Short task
Of all the lines in this data, how many include "plain"? Respond with the number only.

Listing
--- BEGIN ---
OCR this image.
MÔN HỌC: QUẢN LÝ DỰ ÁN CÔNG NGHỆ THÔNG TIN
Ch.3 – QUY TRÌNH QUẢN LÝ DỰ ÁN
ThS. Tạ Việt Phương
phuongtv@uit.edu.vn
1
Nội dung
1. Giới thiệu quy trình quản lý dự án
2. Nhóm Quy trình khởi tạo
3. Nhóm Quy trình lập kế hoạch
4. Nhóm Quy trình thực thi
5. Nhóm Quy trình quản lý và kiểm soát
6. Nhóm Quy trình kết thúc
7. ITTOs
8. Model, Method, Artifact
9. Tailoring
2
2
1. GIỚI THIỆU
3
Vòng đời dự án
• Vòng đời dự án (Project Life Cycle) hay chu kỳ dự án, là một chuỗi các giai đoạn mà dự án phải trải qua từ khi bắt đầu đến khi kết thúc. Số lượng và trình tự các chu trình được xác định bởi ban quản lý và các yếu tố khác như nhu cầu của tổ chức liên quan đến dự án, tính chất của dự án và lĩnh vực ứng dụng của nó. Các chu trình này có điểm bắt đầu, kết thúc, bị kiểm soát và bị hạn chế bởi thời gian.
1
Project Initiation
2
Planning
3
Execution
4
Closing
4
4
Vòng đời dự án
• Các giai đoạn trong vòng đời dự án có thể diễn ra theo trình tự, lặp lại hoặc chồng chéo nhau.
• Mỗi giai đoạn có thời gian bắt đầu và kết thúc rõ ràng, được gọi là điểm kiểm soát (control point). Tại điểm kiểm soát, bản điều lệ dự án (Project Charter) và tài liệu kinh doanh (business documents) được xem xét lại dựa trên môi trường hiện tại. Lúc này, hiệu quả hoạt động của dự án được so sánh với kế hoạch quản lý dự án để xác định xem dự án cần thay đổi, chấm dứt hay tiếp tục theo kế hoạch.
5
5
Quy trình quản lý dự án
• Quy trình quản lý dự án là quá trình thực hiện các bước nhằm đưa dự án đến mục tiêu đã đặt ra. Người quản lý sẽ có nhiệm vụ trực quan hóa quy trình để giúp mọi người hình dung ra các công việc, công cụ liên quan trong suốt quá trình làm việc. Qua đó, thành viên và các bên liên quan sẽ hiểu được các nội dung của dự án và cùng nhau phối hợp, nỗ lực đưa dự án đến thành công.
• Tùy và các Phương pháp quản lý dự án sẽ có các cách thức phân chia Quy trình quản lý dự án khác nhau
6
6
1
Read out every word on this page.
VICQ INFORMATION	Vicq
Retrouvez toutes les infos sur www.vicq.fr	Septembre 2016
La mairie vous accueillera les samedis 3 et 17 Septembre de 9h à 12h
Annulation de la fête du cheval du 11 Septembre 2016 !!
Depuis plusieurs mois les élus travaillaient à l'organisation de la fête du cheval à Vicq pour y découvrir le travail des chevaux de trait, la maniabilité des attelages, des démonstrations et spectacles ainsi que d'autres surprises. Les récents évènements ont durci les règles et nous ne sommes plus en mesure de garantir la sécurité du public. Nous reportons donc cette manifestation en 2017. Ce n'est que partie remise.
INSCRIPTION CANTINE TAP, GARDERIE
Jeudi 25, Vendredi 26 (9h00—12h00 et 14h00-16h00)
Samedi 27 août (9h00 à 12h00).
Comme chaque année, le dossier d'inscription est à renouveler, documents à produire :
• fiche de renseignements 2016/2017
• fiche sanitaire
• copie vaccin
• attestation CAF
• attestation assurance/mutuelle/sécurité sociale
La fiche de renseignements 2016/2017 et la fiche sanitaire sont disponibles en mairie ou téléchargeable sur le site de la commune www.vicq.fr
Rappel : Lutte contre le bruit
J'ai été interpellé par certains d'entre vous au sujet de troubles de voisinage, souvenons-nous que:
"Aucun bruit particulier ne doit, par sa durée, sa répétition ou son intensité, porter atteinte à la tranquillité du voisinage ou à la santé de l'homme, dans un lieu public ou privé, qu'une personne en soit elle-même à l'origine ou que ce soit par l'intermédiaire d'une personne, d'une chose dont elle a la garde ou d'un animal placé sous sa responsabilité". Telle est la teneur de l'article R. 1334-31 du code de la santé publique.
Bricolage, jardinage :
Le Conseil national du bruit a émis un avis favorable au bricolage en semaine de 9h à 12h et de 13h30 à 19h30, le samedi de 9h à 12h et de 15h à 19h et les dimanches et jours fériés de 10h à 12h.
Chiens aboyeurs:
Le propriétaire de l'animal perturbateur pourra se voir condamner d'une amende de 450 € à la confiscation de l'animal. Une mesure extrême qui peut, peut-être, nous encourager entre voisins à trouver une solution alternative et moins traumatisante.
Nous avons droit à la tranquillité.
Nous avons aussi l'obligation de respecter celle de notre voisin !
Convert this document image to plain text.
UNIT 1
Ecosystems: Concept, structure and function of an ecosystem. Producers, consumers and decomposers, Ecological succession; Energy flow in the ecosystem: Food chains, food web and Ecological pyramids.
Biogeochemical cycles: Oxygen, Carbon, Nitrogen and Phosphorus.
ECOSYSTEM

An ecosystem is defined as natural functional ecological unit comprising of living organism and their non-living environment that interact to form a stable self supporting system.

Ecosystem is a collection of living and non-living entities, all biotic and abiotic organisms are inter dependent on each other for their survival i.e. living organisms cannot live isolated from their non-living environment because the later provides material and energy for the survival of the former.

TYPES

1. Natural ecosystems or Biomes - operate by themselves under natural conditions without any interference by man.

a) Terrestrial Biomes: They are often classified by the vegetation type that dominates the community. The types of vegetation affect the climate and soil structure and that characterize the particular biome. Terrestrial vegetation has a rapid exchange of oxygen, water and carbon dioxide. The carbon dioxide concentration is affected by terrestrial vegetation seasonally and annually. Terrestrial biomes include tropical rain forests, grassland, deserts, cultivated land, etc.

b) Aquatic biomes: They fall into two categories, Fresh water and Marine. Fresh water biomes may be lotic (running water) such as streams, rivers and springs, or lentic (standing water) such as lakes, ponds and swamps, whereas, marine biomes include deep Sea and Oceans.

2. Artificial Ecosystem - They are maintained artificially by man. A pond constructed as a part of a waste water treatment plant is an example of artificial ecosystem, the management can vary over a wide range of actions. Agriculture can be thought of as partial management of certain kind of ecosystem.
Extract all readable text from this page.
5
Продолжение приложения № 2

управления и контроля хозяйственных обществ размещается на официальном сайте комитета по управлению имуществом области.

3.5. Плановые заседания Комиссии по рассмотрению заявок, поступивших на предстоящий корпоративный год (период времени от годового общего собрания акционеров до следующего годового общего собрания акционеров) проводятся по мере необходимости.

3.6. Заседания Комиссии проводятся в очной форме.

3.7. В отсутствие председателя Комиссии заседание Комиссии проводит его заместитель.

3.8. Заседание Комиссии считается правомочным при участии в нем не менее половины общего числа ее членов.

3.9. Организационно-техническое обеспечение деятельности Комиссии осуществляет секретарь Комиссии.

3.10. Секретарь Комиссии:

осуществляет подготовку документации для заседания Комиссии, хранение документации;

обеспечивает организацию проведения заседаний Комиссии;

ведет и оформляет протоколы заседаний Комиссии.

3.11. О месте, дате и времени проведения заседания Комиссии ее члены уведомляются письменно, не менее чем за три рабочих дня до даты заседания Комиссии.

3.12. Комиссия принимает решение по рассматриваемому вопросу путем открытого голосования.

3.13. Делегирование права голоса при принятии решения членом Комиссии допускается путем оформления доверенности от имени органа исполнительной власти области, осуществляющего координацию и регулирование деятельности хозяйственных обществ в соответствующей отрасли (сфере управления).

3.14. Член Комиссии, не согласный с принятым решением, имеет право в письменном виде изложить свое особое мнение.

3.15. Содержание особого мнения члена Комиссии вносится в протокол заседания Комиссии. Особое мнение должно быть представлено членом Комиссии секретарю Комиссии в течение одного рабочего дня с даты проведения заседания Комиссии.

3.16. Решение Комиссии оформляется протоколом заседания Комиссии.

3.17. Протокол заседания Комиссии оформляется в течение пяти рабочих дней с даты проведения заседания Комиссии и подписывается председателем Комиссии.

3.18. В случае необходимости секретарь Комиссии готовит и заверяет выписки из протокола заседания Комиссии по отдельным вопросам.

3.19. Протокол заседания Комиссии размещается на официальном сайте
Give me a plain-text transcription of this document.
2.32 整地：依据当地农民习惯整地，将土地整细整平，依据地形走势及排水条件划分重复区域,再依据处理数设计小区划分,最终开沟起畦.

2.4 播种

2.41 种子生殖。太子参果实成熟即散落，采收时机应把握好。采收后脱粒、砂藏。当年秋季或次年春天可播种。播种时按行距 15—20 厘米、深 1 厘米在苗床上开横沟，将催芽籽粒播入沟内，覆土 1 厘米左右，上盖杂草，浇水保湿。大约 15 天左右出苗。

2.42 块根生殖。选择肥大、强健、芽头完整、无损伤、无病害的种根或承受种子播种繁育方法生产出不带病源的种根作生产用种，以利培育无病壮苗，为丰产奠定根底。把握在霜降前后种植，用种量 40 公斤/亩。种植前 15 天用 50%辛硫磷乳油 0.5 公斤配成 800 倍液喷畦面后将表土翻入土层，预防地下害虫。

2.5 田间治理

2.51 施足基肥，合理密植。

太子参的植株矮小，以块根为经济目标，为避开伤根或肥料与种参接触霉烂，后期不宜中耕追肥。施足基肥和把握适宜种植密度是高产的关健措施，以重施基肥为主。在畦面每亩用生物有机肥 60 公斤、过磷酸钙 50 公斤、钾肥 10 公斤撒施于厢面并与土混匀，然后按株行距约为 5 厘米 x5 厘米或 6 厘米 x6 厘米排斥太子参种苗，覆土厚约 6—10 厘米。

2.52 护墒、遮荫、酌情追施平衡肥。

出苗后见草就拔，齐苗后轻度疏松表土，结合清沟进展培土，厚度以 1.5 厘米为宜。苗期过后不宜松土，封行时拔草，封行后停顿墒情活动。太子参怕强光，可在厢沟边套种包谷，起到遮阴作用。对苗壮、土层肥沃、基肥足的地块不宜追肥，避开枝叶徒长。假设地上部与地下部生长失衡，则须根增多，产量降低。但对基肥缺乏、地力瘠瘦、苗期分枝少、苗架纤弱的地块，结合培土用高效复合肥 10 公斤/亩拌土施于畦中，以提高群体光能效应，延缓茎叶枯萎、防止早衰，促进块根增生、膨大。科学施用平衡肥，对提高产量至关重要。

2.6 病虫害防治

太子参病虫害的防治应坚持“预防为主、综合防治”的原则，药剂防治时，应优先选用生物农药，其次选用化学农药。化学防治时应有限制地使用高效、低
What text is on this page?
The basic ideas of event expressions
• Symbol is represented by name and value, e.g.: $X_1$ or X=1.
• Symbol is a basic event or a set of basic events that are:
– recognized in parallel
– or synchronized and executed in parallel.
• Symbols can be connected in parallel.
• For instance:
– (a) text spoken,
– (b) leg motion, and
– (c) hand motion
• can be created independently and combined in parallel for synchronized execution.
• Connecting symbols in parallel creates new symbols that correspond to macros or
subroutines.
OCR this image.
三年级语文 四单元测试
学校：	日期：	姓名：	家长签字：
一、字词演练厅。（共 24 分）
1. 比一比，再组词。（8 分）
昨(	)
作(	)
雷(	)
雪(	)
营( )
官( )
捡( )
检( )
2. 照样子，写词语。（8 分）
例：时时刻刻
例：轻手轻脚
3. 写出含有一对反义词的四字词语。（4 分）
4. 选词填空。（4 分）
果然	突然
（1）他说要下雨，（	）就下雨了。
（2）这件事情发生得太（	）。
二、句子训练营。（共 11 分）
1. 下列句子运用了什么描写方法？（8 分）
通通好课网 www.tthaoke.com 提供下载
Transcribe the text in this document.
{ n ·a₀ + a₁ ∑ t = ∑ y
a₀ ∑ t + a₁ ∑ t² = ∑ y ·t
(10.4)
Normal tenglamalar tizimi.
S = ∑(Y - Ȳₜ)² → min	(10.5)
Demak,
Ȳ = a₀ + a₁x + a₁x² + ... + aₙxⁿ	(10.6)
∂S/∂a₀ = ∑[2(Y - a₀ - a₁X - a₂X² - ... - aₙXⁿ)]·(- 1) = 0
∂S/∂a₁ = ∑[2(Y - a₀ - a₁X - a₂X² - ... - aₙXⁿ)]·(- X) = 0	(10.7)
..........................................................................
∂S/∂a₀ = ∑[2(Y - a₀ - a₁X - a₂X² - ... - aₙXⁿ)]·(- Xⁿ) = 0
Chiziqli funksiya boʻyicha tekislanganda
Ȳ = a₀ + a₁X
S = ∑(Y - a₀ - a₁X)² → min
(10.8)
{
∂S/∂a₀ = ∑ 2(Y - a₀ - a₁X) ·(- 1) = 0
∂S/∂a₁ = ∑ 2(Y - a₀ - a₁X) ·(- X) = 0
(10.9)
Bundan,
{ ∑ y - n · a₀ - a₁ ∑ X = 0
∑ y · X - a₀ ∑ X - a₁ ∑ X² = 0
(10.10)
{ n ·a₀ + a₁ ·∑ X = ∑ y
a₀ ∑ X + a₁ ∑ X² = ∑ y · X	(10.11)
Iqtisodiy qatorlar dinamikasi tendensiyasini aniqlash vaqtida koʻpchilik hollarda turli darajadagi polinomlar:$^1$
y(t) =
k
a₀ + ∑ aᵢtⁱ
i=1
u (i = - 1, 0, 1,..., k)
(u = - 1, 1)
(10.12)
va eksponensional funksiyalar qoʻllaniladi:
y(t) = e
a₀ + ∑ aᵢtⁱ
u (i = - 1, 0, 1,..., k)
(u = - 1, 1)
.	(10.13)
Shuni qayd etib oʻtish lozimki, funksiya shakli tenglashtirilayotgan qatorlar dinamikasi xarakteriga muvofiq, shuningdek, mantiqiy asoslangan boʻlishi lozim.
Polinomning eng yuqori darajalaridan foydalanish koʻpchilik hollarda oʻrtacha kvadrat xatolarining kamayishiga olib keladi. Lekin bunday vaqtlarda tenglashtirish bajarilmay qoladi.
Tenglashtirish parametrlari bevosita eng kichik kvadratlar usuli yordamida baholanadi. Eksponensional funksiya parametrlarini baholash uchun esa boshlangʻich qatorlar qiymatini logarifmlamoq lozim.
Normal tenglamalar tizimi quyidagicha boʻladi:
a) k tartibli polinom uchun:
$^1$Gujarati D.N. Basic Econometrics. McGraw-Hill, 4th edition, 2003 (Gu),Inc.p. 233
--- END ---
Correct response
2